TASK TO CARRY OUT: Retype all of the material below line for line, with no changes.

EXERCISE MATERIALS:
===

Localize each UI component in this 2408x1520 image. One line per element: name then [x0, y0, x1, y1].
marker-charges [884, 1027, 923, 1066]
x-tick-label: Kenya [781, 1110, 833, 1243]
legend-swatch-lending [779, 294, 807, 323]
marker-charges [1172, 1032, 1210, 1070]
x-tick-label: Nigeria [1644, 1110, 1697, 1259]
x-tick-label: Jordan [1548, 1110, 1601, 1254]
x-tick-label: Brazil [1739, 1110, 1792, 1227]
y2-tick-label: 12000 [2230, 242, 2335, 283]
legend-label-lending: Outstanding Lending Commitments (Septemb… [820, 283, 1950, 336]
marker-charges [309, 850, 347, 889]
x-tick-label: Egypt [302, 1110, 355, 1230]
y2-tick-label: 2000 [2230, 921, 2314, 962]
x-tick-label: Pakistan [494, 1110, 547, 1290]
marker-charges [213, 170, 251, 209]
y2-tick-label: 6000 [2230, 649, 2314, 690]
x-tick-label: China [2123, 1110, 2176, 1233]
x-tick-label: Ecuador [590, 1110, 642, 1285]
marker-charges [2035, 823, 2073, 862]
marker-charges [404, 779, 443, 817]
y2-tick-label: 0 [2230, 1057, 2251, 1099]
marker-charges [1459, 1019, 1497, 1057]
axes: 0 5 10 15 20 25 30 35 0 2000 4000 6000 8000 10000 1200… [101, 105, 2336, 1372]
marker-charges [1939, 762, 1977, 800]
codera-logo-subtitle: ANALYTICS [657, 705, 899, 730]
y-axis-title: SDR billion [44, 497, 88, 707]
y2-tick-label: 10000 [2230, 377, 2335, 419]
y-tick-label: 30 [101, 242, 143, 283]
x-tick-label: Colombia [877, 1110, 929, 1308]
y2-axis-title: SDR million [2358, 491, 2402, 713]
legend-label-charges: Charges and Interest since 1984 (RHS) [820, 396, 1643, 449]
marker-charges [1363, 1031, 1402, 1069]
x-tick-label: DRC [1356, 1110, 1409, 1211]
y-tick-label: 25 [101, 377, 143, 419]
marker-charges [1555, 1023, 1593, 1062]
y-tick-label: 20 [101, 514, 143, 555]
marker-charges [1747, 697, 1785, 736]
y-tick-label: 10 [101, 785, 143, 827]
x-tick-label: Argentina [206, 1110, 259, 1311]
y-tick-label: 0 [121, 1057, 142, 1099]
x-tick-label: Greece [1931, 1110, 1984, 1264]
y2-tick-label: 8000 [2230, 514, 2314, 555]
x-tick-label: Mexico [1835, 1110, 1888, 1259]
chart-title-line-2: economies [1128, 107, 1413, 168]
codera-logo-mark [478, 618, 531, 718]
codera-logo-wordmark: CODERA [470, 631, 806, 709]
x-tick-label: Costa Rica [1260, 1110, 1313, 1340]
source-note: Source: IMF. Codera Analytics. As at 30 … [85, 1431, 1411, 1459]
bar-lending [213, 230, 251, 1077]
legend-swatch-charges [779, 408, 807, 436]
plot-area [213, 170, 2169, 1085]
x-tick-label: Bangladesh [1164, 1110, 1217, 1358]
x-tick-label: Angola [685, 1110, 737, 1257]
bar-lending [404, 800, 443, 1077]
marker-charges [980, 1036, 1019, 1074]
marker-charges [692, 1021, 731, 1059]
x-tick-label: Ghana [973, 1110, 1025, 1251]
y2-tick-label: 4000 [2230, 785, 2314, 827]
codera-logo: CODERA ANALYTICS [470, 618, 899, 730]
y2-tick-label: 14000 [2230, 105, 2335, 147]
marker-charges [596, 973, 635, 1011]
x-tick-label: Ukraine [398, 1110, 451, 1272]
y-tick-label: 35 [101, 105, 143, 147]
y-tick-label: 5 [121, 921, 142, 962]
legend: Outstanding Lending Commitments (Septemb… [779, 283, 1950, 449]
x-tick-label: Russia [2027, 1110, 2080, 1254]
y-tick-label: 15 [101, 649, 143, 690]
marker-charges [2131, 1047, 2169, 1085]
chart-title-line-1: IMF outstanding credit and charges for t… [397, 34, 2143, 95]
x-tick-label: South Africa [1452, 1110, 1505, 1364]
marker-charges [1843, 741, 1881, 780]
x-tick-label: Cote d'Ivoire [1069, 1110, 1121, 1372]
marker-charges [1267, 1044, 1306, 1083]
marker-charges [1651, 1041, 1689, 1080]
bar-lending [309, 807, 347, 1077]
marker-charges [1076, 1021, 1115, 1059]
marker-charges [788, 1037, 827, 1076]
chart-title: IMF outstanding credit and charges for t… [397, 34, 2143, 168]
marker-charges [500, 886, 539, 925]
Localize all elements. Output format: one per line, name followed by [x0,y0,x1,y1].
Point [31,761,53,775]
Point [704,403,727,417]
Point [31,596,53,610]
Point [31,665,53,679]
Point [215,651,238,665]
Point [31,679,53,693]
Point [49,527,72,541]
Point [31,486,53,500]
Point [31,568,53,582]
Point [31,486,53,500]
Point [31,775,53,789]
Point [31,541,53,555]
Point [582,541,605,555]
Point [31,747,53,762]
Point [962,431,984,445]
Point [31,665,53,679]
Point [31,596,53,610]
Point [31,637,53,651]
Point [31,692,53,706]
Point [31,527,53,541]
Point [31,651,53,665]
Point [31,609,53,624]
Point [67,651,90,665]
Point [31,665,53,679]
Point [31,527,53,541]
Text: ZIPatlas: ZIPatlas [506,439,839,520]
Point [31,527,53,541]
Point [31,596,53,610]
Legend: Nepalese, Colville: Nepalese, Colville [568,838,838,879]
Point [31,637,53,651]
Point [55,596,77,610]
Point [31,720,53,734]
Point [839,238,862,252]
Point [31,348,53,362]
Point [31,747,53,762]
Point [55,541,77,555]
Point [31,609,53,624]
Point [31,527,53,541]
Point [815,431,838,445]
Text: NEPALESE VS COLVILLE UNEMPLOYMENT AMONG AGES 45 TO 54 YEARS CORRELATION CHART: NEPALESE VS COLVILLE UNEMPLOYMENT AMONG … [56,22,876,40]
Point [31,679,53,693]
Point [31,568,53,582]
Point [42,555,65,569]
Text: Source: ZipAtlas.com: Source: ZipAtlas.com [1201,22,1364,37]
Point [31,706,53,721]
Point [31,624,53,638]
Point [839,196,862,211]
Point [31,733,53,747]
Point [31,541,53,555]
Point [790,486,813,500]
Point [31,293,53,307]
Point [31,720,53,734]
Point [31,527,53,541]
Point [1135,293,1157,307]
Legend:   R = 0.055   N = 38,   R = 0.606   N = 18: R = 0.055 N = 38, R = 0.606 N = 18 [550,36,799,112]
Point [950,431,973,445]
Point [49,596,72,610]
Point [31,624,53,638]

===

EXERCISE RESPONSE:
Localize each UI component in this 2408x1520 image. One line per element: name then [x0, y0, x1, y1].
marker-charges [884, 1027, 923, 1066]
x-tick-label: Kenya [781, 1110, 833, 1243]
legend-swatch-lending [779, 294, 807, 323]
marker-charges [1172, 1032, 1210, 1070]
x-tick-label: Nigeria [1644, 1110, 1697, 1259]
x-tick-label: Jordan [1548, 1110, 1601, 1254]
x-tick-label: Brazil [1739, 1110, 1792, 1227]
y2-tick-label: 12000 [2230, 242, 2335, 283]
legend-label-lending: Outstanding Lending Commitments (Septemb… [820, 283, 1950, 336]
marker-charges [309, 850, 347, 889]
x-tick-label: Egypt [302, 1110, 355, 1230]
y2-tick-label: 2000 [2230, 921, 2314, 962]
x-tick-label: Pakistan [494, 1110, 547, 1290]
marker-charges [213, 170, 251, 209]
y2-tick-label: 6000 [2230, 649, 2314, 690]
x-tick-label: China [2123, 1110, 2176, 1233]
x-tick-label: Ecuador [590, 1110, 642, 1285]
marker-charges [2035, 823, 2073, 862]
marker-charges [404, 779, 443, 817]
y2-tick-label: 0 [2230, 1057, 2251, 1099]
marker-charges [1459, 1019, 1497, 1057]
axes: 0 5 10 15 20 25 30 35 0 2000 4000 6000 8000 10000 1200… [101, 105, 2336, 1372]
marker-charges [1939, 762, 1977, 800]
codera-logo-subtitle: ANALYTICS [657, 705, 899, 730]
y-axis-title: SDR billion [44, 497, 88, 707]
y2-tick-label: 10000 [2230, 377, 2335, 419]
y-tick-label: 30 [101, 242, 143, 283]
x-tick-label: Colombia [877, 1110, 929, 1308]
y2-axis-title: SDR million [2358, 491, 2402, 713]
legend-label-charges: Charges and Interest since 1984 (RHS) [820, 396, 1643, 449]
marker-charges [1363, 1031, 1402, 1069]
x-tick-label: DRC [1356, 1110, 1409, 1211]
y-tick-label: 25 [101, 377, 143, 419]
marker-charges [1555, 1023, 1593, 1062]
y-tick-label: 20 [101, 514, 143, 555]
marker-charges [1747, 697, 1785, 736]
y-tick-label: 10 [101, 785, 143, 827]
x-tick-label: Argentina [206, 1110, 259, 1311]
y-tick-label: 0 [121, 1057, 142, 1099]
x-tick-label: Greece [1931, 1110, 1984, 1264]
y2-tick-label: 8000 [2230, 514, 2314, 555]
x-tick-label: Mexico [1835, 1110, 1888, 1259]
chart-title-line-2: economies [1128, 107, 1413, 168]
codera-logo-mark [478, 618, 531, 718]
codera-logo-wordmark: CODERA [470, 631, 806, 709]
x-tick-label: Costa Rica [1260, 1110, 1313, 1340]
source-note: Source: IMF. Codera Analytics. As at 30 … [85, 1431, 1411, 1459]
bar-lending [213, 230, 251, 1077]
legend-swatch-charges [779, 408, 807, 436]
plot-area [213, 170, 2169, 1085]
x-tick-label: Bangladesh [1164, 1110, 1217, 1358]
x-tick-label: Angola [685, 1110, 737, 1257]
bar-lending [404, 800, 443, 1077]
marker-charges [980, 1036, 1019, 1074]
marker-charges [692, 1021, 731, 1059]
x-tick-label: Ghana [973, 1110, 1025, 1251]
y2-tick-label: 4000 [2230, 785, 2314, 827]
codera-logo: CODERA ANALYTICS [470, 618, 899, 730]
y2-tick-label: 14000 [2230, 105, 2335, 147]
marker-charges [596, 973, 635, 1011]
x-tick-label: Ukraine [398, 1110, 451, 1272]
y-tick-label: 35 [101, 105, 143, 147]
y-tick-label: 5 [121, 921, 142, 962]
legend: Outstanding Lending Commitments (Septemb… [779, 283, 1950, 449]
x-tick-label: Russia [2027, 1110, 2080, 1254]
y-tick-label: 15 [101, 649, 143, 690]
marker-charges [2131, 1047, 2169, 1085]
chart-title-line-1: IMF outstanding credit and charges for t… [397, 34, 2143, 95]
x-tick-label: South Africa [1452, 1110, 1505, 1364]
marker-charges [1843, 741, 1881, 780]
x-tick-label: Cote d'Ivoire [1069, 1110, 1121, 1372]
marker-charges [1267, 1044, 1306, 1083]
marker-charges [1651, 1041, 1689, 1080]
bar-lending [309, 807, 347, 1077]
marker-charges [1076, 1021, 1115, 1059]
marker-charges [788, 1037, 827, 1076]
chart-title: IMF outstanding credit and charges for t… [397, 34, 2143, 168]
marker-charges [500, 886, 539, 925]
Localize all elements. Output format: one per line, name followed by [x0,y0,x1,y1].
Point [31,761,53,775]
Point [704,403,727,417]
Point [31,596,53,610]
Point [31,665,53,679]
Point [215,651,238,665]
Point [31,679,53,693]
Point [49,527,72,541]
Point [31,486,53,500]
Point [31,568,53,582]
Point [31,486,53,500]
Point [31,775,53,789]
Point [31,541,53,555]
Point [582,541,605,555]
Point [31,747,53,762]
Point [962,431,984,445]
Point [31,665,53,679]
Point [31,596,53,610]
Point [31,637,53,651]
Point [31,692,53,706]
Point [31,527,53,541]
Point [31,651,53,665]
Point [31,609,53,624]
Point [67,651,90,665]
Point [31,665,53,679]
Point [31,527,53,541]
Text: ZIPatlas: ZIPatlas [506,439,839,520]
Point [31,527,53,541]
Point [31,596,53,610]
Legend: Nepalese, Colville: Nepalese, Colville [568,838,838,879]
Point [31,637,53,651]
Point [55,596,77,610]
Point [31,720,53,734]
Point [839,238,862,252]
Point [31,348,53,362]
Point [31,747,53,762]
Point [55,541,77,555]
Point [31,609,53,624]
Point [31,527,53,541]
Point [815,431,838,445]
Text: NEPALESE VS COLVILLE UNEMPLOYMENT AMONG AGES 45 TO 54 YEARS CORRELATION CHART: NEPALESE VS COLVILLE UNEMPLOYMENT AMONG … [56,22,876,40]
Point [31,679,53,693]
Point [31,568,53,582]
Point [42,555,65,569]
Text: Source: ZipAtlas.com: Source: ZipAtlas.com [1201,22,1364,37]
Point [31,706,53,721]
Point [31,624,53,638]
Point [839,196,862,211]
Point [31,733,53,747]
Point [31,541,53,555]
Point [790,486,813,500]
Point [31,293,53,307]
Point [31,720,53,734]
Point [31,527,53,541]
Point [1135,293,1157,307]
Legend:   R = 0.055   N = 38,   R = 0.606   N = 18: R = 0.055 N = 38, R = 0.606 N = 18 [550,36,799,112]
Point [950,431,973,445]
Point [49,596,72,610]
Point [31,624,53,638]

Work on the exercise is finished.